Lines of data:

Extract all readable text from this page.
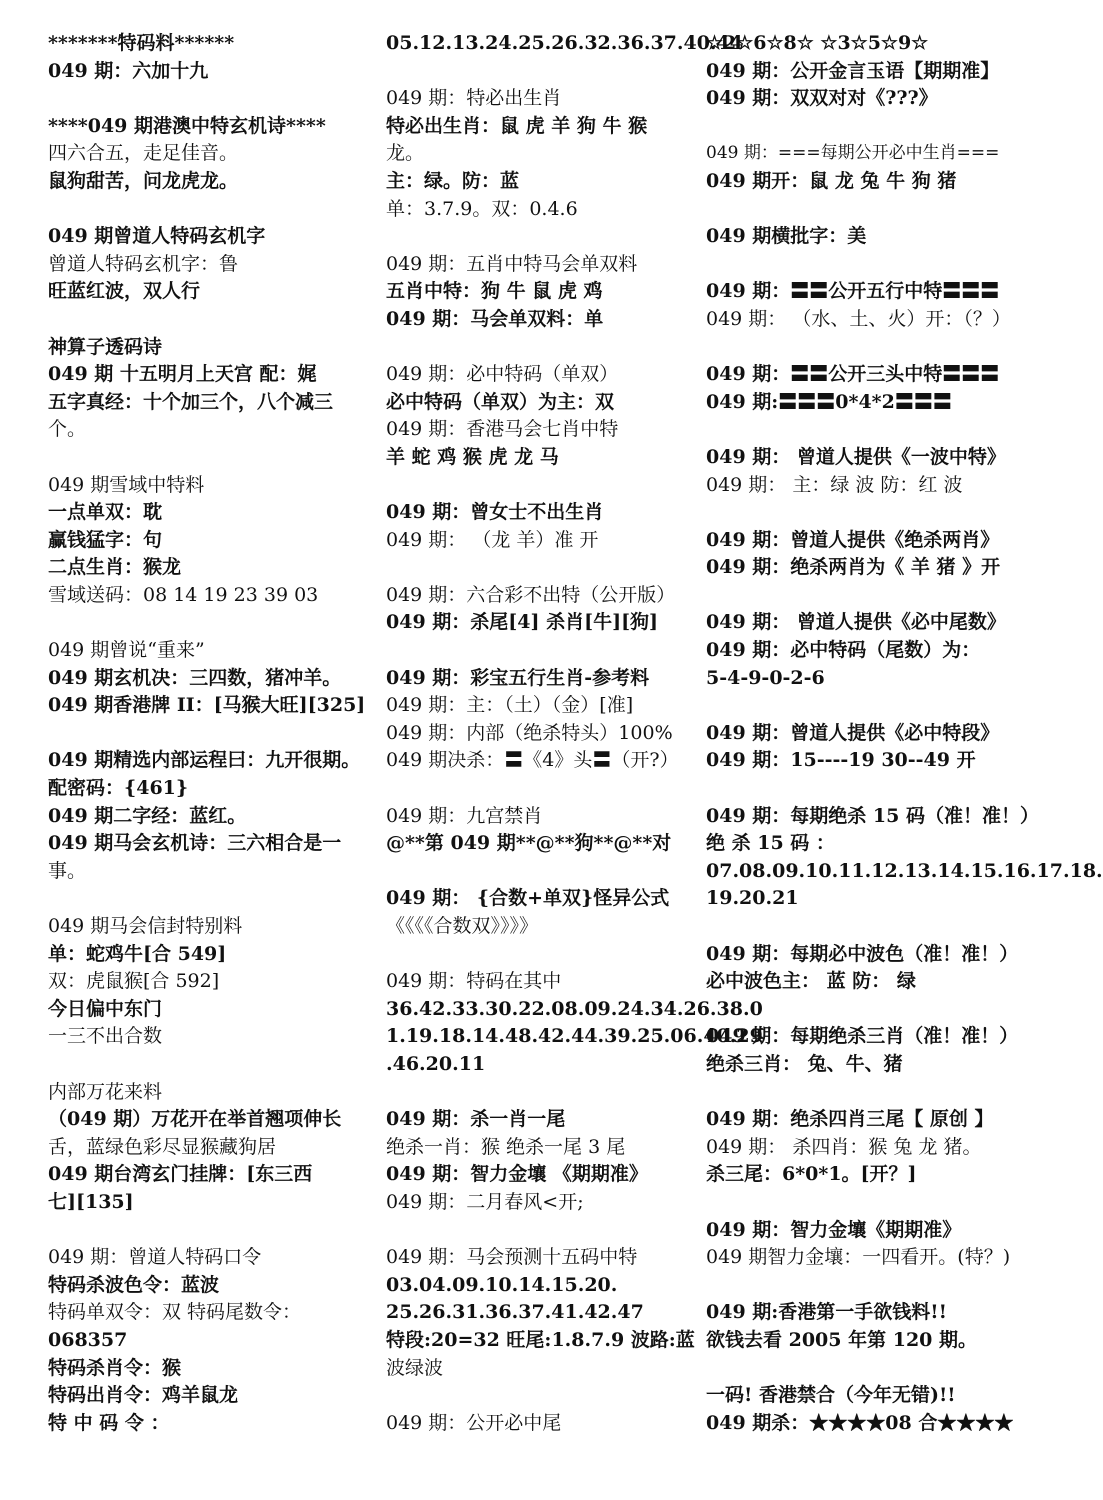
*******特码料******
049 期：六加十九
****049 期港澳中特玄机诗****
四六合五，走足佳音。
鼠狗甜苦，问龙虎龙。
049 期曾道人特码玄机字
曾道人特码玄机字：鲁
旺蓝红波，双人行
神算子透码诗
049 期 十五明月上天宫 配：娓
五字真经：十个加三个，八个减三
个。
049 期雪域中特料
一点单双：耽
赢钱猛字：句
二点生肖：猴龙
雪域送码：08 14 19 23 39 03
049 期曾说“重来”
049 期玄机决：三四数，猪冲羊。
049 期香港牌 II：[马猴大旺][325]
049 期精选内部运程曰：九开很期。
配密码：{461}
049 期二字经：蓝红。
049 期马会玄机诗：三六相合是一
事。
049 期马会信封特别料
单：蛇鸡牛[合 549]
双：虎鼠猴[合 592]
今日偏中东门
一三不出合数
内部万花来料
（049 期）万花开在举首翘项伸长
舌，蓝绿色彩尽显猴藏狗居
049 期台湾玄门挂牌：[东三西
七][135]
049 期：曾道人特码口令
特码杀波色令：蓝波
特码单双令：双 特码尾数令：
068357
特码杀肖令：猴
特码出肖令：鸡羊鼠龙
特 中 码 令 ：
05.12.13.24.25.26.32.36.37.40.44
049 期：特必出生肖
特必出生肖：鼠 虎 羊 狗 牛 猴
龙。
主：绿。防：蓝
单：3.7.9。双：0.4.6
049 期：五肖中特马会单双料
五肖中特：狗 牛 鼠 虎 鸡
049 期：马会单双料：单
049 期：必中特码（单双）
必中特码（单双）为主：双
049 期：香港马会七肖中特
羊 蛇 鸡 猴 虎 龙 马
049 期：曾女士不出生肖
049 期： （龙 羊）准 开
049 期：六合彩不出特（公开版）
049 期：杀尾[4] 杀肖[牛][狗]
049 期：彩宝五行生肖-参考料
049 期：主：（土）（金）[准]
049 期：内部（绝杀特头）100%
049 期决杀：〓《4》头〓（开?）
049 期：九宫禁肖
@**第 049 期**@**狗**@**对
049 期： {合数+单双}怪异公式
《《《《合数双》》》》
049 期：特码在其中
36.42.33.30.22.08.09.24.34.26.38.0
1.19.18.14.48.42.44.39.25.06.40.29
.46.20.11
049 期：杀一肖一尾
绝杀一肖：猴 绝杀一尾 3 尾
049 期：智力金壤 《期期准》
049 期：二月春风<开;
049 期：马会预测十五码中特
03.04.09.10.14.15.20.
25.26.31.36.37.41.42.47
特段:20=32 旺尾:1.8.7.9 波路:蓝
波绿波
049 期：公开必中尾
☆2☆6☆8☆ ☆3☆5☆9☆
049 期：公开金言玉语【期期准】
049 期：双双对对《???》
049 期：===每期公开必中生肖===
049 期开：鼠 龙 兔 牛 狗 猪
049 期横批字：美
049 期：〓〓公开五行中特〓〓〓
049 期： （水、土、火）开：（？）
049 期：〓〓公开三头中特〓〓〓
049 期:〓〓〓0*4*2〓〓〓
049 期： 曾道人提供《一波中特》
049 期： 主：绿 波 防：红 波
049 期：曾道人提供《绝杀两肖》
049 期：绝杀两肖为《 羊 猪 》开
049 期： 曾道人提供《必中尾数》
049 期：必中特码（尾数）为：
5-4-9-0-2-6
049 期：曾道人提供《必中特段》
049 期：15----19 30--49 开
049 期：每期绝杀 15 码（准！准！）
绝 杀 15 码 ：
07.08.09.10.11.12.13.14.15.16.17.18.
19.20.21
049 期：每期必中波色（准！准！）
必中波色主： 蓝 防： 绿
049 期：每期绝杀三肖（准！准！）
绝杀三肖： 兔、牛、猪
049 期：绝杀四肖三尾【 原创 】
049 期： 杀四肖：猴 兔 龙 猪。
杀三尾：6*0*1。[开？]
049 期：智力金壤《期期准》
049 期智力金壤：一四看开。(特？)
049 期:香港第一手欲钱料!!
欲钱去看 2005 年第 120 期。
一码! 香港禁合（今年无错)!!
049 期杀：★★★★08 合★★★★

EXERCISE:
Report all lines of the material that contain the word "曾道人提供".

ANSWER TO THE PROBLEM:
049 期： 曾道人提供《一波中特》
049 期：曾道人提供《绝杀两肖》
049 期： 曾道人提供《必中尾数》
049 期：曾道人提供《必中特段》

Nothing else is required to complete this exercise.